*INPUT DATA*:

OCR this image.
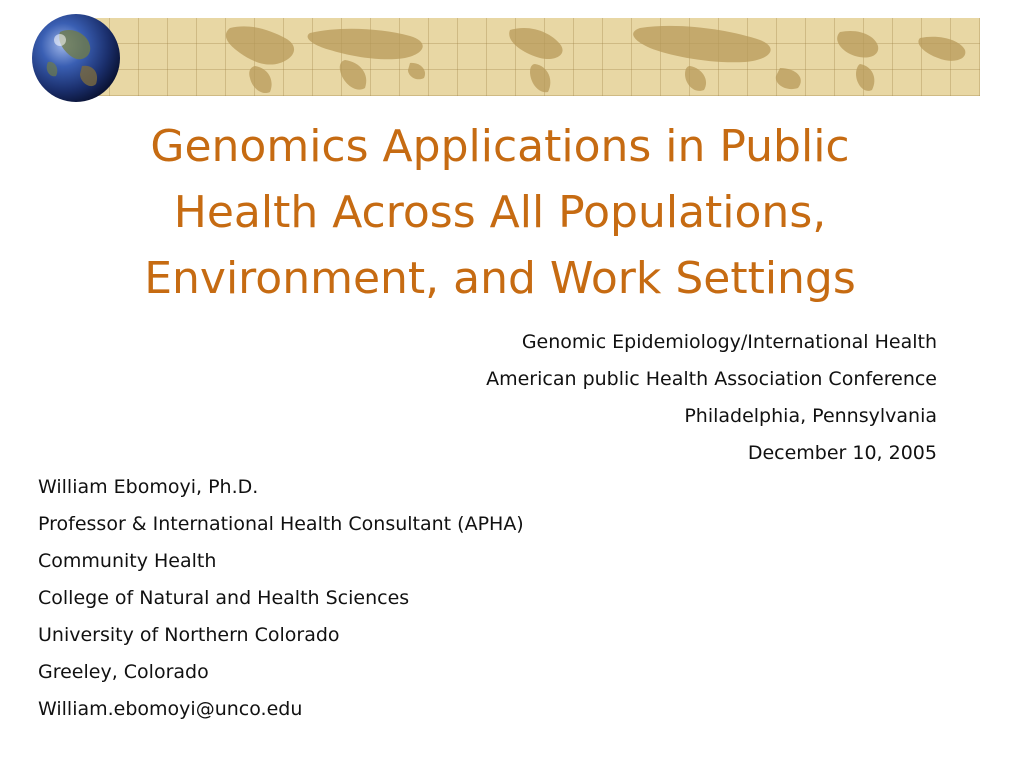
Genomics Applications in Public
Health Across All Populations,
Environment, and Work Settings
Genomic Epidemiology/International Health
American public Health Association Conference
Philadelphia, Pennsylvania
December 10, 2005
William Ebomoyi, Ph.D.
Professor & International Health Consultant (APHA)
Community Health
College of Natural and Health Sciences
University of Northern Colorado
Greeley, Colorado
William.ebomoyi@unco.edu
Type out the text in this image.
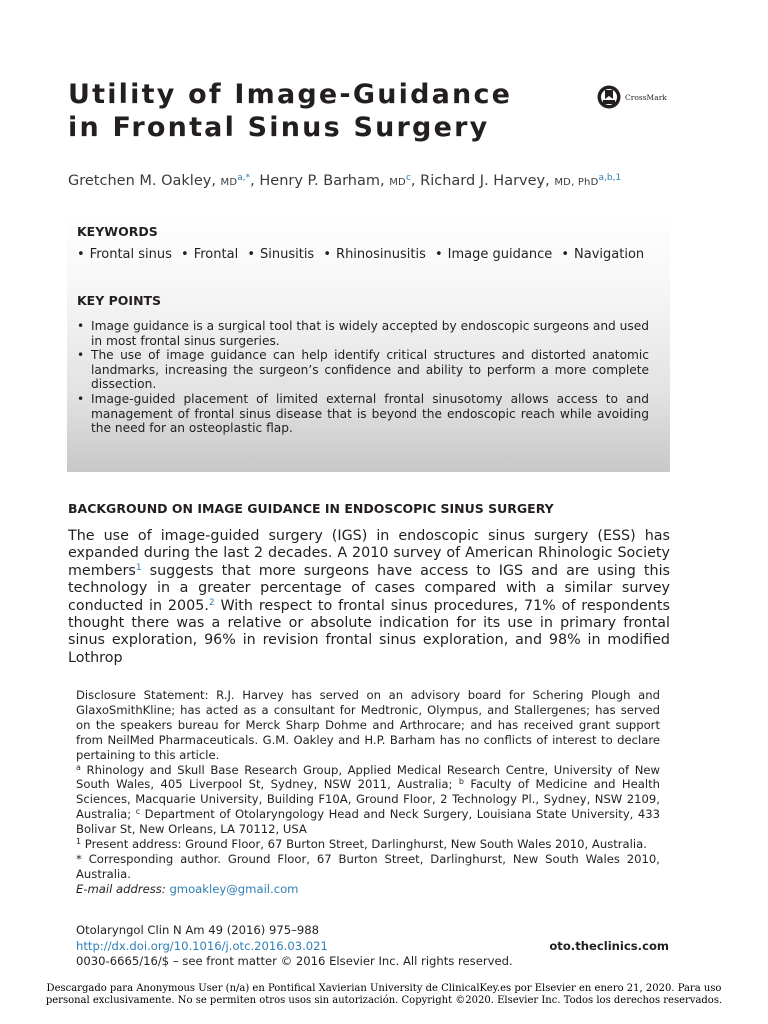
Utility of Image-Guidance
in Frontal Sinus Surgery
CrossMark
Gretchen M. Oakley, $MD^{a,*}$, Henry P. Barham, $MD^c$, Richard J. Harvey, MD, PhD$^{a,b,1}$
KEYWORDS
• Frontal sinus • Frontal • Sinusitis • Rhinosinusitis • Image guidance • Navigation
KEY POINTS
• Image guidance is a surgical tool that is widely accepted by endoscopic surgeons and used in most frontal sinus surgeries.
• The use of image guidance can help identify critical structures and distorted anatomic landmarks, increasing the surgeon’s confidence and ability to perform a more complete dissection.
• Image-guided placement of limited external frontal sinusotomy allows access to and management of frontal sinus disease that is beyond the endoscopic reach while avoiding the need for an osteoplastic flap.
BACKGROUND ON IMAGE GUIDANCE IN ENDOSCOPIC SINUS SURGERY

The use of image-guided surgery (IGS) in endoscopic sinus surgery (ESS) has expanded during the last 2 decades. A 2010 survey of American Rhinologic Society members$^1$ suggests that more surgeons have access to IGS and are using this technology in a greater percentage of cases compared with a similar survey conducted in 2005.$^2$ With respect to frontal sinus procedures, 71% of respondents thought there was a relative or absolute indication for its use in primary frontal sinus exploration, 96% in revision frontal sinus exploration, and 98% in modified Lothrop

Disclosure Statement: R.J. Harvey has served on an advisory board for Schering Plough and GlaxoSmithKline; has acted as a consultant for Medtronic, Olympus, and Stallergenes; has served on the speakers bureau for Merck Sharp Dohme and Arthrocare; and has received grant support from NeilMed Pharmaceuticals. G.M. Oakley and H.P. Barham has no conflicts of interest to declare pertaining to this article.

$^a$ Rhinology and Skull Base Research Group, Applied Medical Research Centre, University of New South Wales, 405 Liverpool St, Sydney, NSW 2011, Australia; $^b$ Faculty of Medicine and Health Sciences, Macquarie University, Building F10A, Ground Floor, 2 Technology Pl., Sydney, NSW 2109, Australia; $^c$ Department of Otolaryngology Head and Neck Surgery, Louisiana State University, 433 Bolivar St, New Orleans, LA 70112, USA

$^1$ Present address: Ground Floor, 67 Burton Street, Darlinghurst, New South Wales 2010, Australia.

* Corresponding author. Ground Floor, 67 Burton Street, Darlinghurst, New South Wales 2010, Australia.

E-mail address: gmoakley@gmail.com

Otolaryngol Clin N Am 49 (2016) 975–988

http://dx.doi.org/10.1016/j.otc.2016.03.021

0030-6665/16/$ – see front matter © 2016 Elsevier Inc. All rights reserved.

oto.theclinics.com
Descargado para Anonymous User (n/a) en Pontifical Xavierian University de ClinicalKey.es por Elsevier en enero 21, 2020. Para uso personal exclusivamente. No se permiten otros usos sin autorización. Copyright ©2020. Elsevier Inc. Todos los derechos reservados.
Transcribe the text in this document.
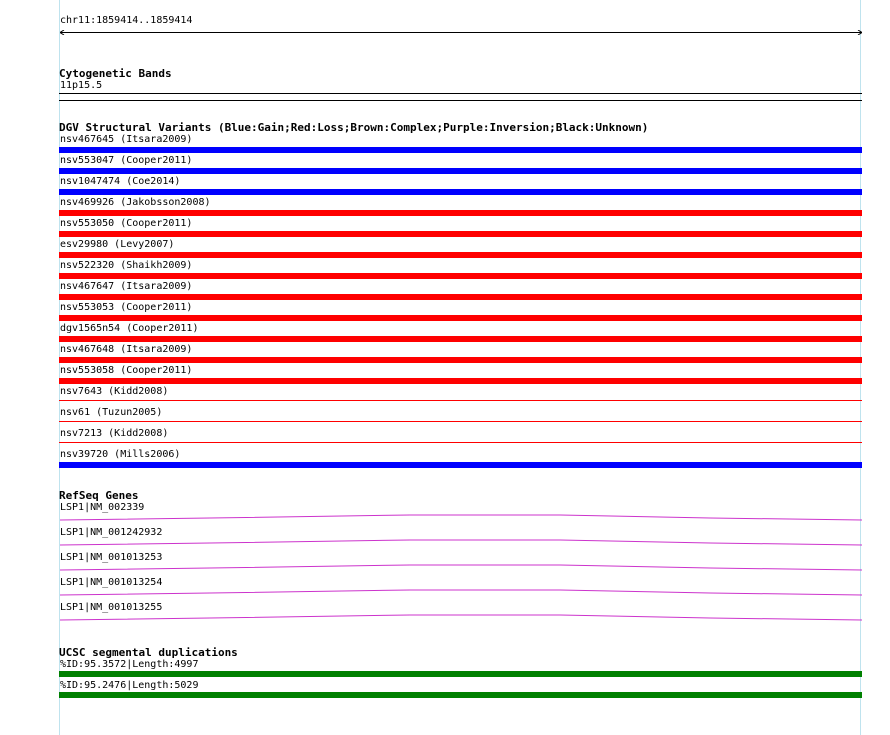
chr11:1859414..1859414
Cytogenetic Bands
11p15.5
DGV Structural Variants (Blue:Gain;Red:Loss;Brown:Complex;Purple:Inversion;Black:Unknown)
nsv467645 (Itsara2009)
nsv553047 (Cooper2011)
nsv1047474 (Coe2014)
nsv469926 (Jakobsson2008)
nsv553050 (Cooper2011)
esv29980 (Levy2007)
nsv522320 (Shaikh2009)
nsv467647 (Itsara2009)
nsv553053 (Cooper2011)
dgv1565n54 (Cooper2011)
nsv467648 (Itsara2009)
nsv553058 (Cooper2011)
nsv7643 (Kidd2008)
nsv61 (Tuzun2005)
nsv7213 (Kidd2008)
nsv39720 (Mills2006)
RefSeq Genes
LSP1|NM_002339
LSP1|NM_001242932
LSP1|NM_001013253
LSP1|NM_001013254
LSP1|NM_001013255
UCSC segmental duplications
%ID:95.3572|Length:4997
%ID:95.2476|Length:5029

*PROBLEM DETAILS*: Return, exactly as they stand, all of the lines above, but not the pictures.

*EXERCISE RESPONSE*:
OCR this image.
Genomics Applications in Public
Health Across All Populations,
Environment, and Work Settings
Genomic Epidemiology/International Health
American public Health Association Conference
Philadelphia, Pennsylvania
December 10, 2005
William Ebomoyi, Ph.D.
Professor & International Health Consultant (APHA)
Community Health
College of Natural and Health Sciences
University of Northern Colorado
Greeley, Colorado
William.ebomoyi@unco.edu
Type out the text in this image.
Utility of Image-Guidance
in Frontal Sinus Surgery
CrossMark
Gretchen M. Oakley, $MD^{a,*}$, Henry P. Barham, $MD^c$, Richard J. Harvey, MD, PhD$^{a,b,1}$
KEYWORDS
• Frontal sinus • Frontal • Sinusitis • Rhinosinusitis • Image guidance • Navigation
KEY POINTS
• Image guidance is a surgical tool that is widely accepted by endoscopic surgeons and used in most frontal sinus surgeries.
• The use of image guidance can help identify critical structures and distorted anatomic landmarks, increasing the surgeon’s confidence and ability to perform a more complete dissection.
• Image-guided placement of limited external frontal sinusotomy allows access to and management of frontal sinus disease that is beyond the endoscopic reach while avoiding the need for an osteoplastic flap.
BACKGROUND ON IMAGE GUIDANCE IN ENDOSCOPIC SINUS SURGERY

The use of image-guided surgery (IGS) in endoscopic sinus surgery (ESS) has expanded during the last 2 decades. A 2010 survey of American Rhinologic Society members$^1$ suggests that more surgeons have access to IGS and are using this technology in a greater percentage of cases compared with a similar survey conducted in 2005.$^2$ With respect to frontal sinus procedures, 71% of respondents thought there was a relative or absolute indication for its use in primary frontal sinus exploration, 96% in revision frontal sinus exploration, and 98% in modified Lothrop

Disclosure Statement: R.J. Harvey has served on an advisory board for Schering Plough and GlaxoSmithKline; has acted as a consultant for Medtronic, Olympus, and Stallergenes; has served on the speakers bureau for Merck Sharp Dohme and Arthrocare; and has received grant support from NeilMed Pharmaceuticals. G.M. Oakley and H.P. Barham has no conflicts of interest to declare pertaining to this article.

$^a$ Rhinology and Skull Base Research Group, Applied Medical Research Centre, University of New South Wales, 405 Liverpool St, Sydney, NSW 2011, Australia; $^b$ Faculty of Medicine and Health Sciences, Macquarie University, Building F10A, Ground Floor, 2 Technology Pl., Sydney, NSW 2109, Australia; $^c$ Department of Otolaryngology Head and Neck Surgery, Louisiana State University, 433 Bolivar St, New Orleans, LA 70112, USA

$^1$ Present address: Ground Floor, 67 Burton Street, Darlinghurst, New South Wales 2010, Australia.

* Corresponding author. Ground Floor, 67 Burton Street, Darlinghurst, New South Wales 2010, Australia.

E-mail address: gmoakley@gmail.com

Otolaryngol Clin N Am 49 (2016) 975–988

http://dx.doi.org/10.1016/j.otc.2016.03.021

0030-6665/16/$ – see front matter © 2016 Elsevier Inc. All rights reserved.

oto.theclinics.com
Descargado para Anonymous User (n/a) en Pontifical Xavierian University de ClinicalKey.es por Elsevier en enero 21, 2020. Para uso personal exclusivamente. No se permiten otros usos sin autorización. Copyright ©2020. Elsevier Inc. Todos los derechos reservados.
Transcribe the text in this document.
chr11:1859414..1859414
Cytogenetic Bands
11p15.5
DGV Structural Variants (Blue:Gain;Red:Loss;Brown:Complex;Purple:Inversion;Black:Unknown)
nsv467645 (Itsara2009)
nsv553047 (Cooper2011)
nsv1047474 (Coe2014)
nsv469926 (Jakobsson2008)
nsv553050 (Cooper2011)
esv29980 (Levy2007)
nsv522320 (Shaikh2009)
nsv467647 (Itsara2009)
nsv553053 (Cooper2011)
dgv1565n54 (Cooper2011)
nsv467648 (Itsara2009)
nsv553058 (Cooper2011)
nsv7643 (Kidd2008)
nsv61 (Tuzun2005)
nsv7213 (Kidd2008)
nsv39720 (Mills2006)
RefSeq Genes
LSP1|NM_002339
LSP1|NM_001242932
LSP1|NM_001013253
LSP1|NM_001013254
LSP1|NM_001013255
UCSC segmental duplications
%ID:95.3572|Length:4997
%ID:95.2476|Length:5029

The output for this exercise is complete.